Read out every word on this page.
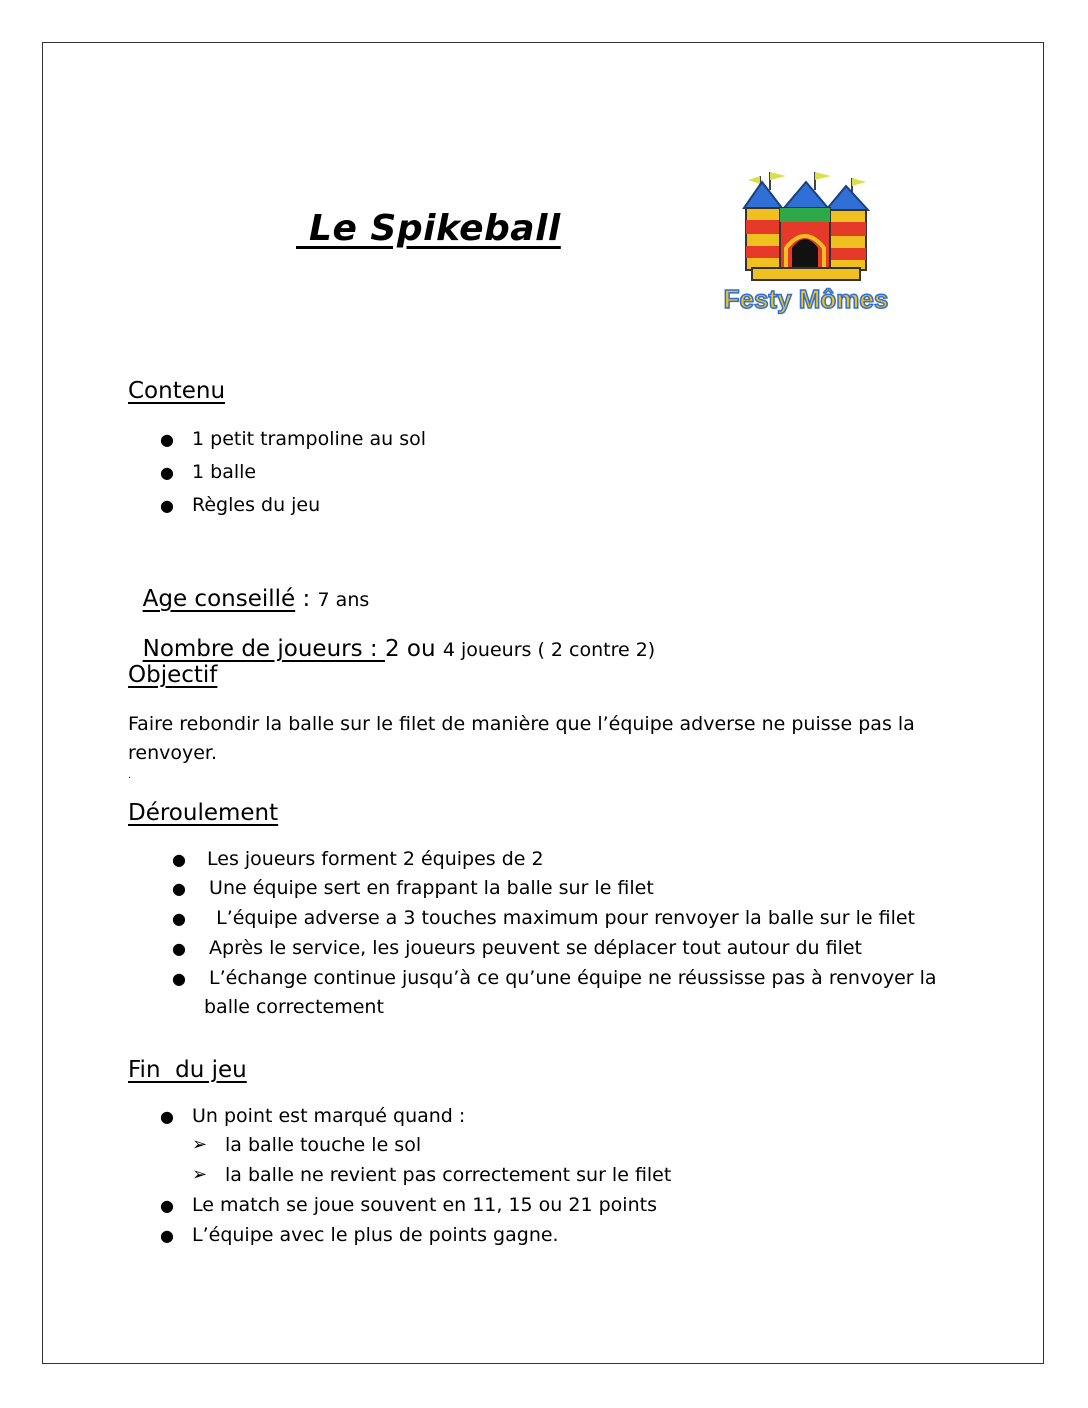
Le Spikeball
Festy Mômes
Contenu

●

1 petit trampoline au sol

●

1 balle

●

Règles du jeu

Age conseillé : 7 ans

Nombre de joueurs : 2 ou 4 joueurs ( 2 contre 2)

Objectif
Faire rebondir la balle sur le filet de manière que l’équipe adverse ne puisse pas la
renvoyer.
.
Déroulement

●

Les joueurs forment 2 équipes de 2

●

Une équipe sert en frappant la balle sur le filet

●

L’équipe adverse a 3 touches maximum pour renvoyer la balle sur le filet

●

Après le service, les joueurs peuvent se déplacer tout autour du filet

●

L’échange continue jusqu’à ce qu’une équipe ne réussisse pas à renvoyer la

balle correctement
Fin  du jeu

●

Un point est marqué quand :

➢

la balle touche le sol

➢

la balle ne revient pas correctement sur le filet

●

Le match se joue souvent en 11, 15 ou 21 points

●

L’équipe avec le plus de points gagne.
════
### EXERCISE GOAL
Pictures stay out; reproduce every line of the records exactly.

### ANSWER IN FULL
Read out every word on this page.
Le Spikeball
Festy Mômes
Contenu

●

1 petit trampoline au sol

●

1 balle

●

Règles du jeu

Age conseillé : 7 ans

Nombre de joueurs : 2 ou 4 joueurs ( 2 contre 2)

Objectif
Faire rebondir la balle sur le filet de manière que l’équipe adverse ne puisse pas la
renvoyer.
.
Déroulement

●

Les joueurs forment 2 équipes de 2

●

Une équipe sert en frappant la balle sur le filet

●

L’équipe adverse a 3 touches maximum pour renvoyer la balle sur le filet

●

Après le service, les joueurs peuvent se déplacer tout autour du filet

●

L’échange continue jusqu’à ce qu’une équipe ne réussisse pas à renvoyer la

balle correctement
Fin  du jeu

●

Un point est marqué quand :

➢

la balle touche le sol

➢

la balle ne revient pas correctement sur le filet

●

Le match se joue souvent en 11, 15 ou 21 points

●

L’équipe avec le plus de points gagne.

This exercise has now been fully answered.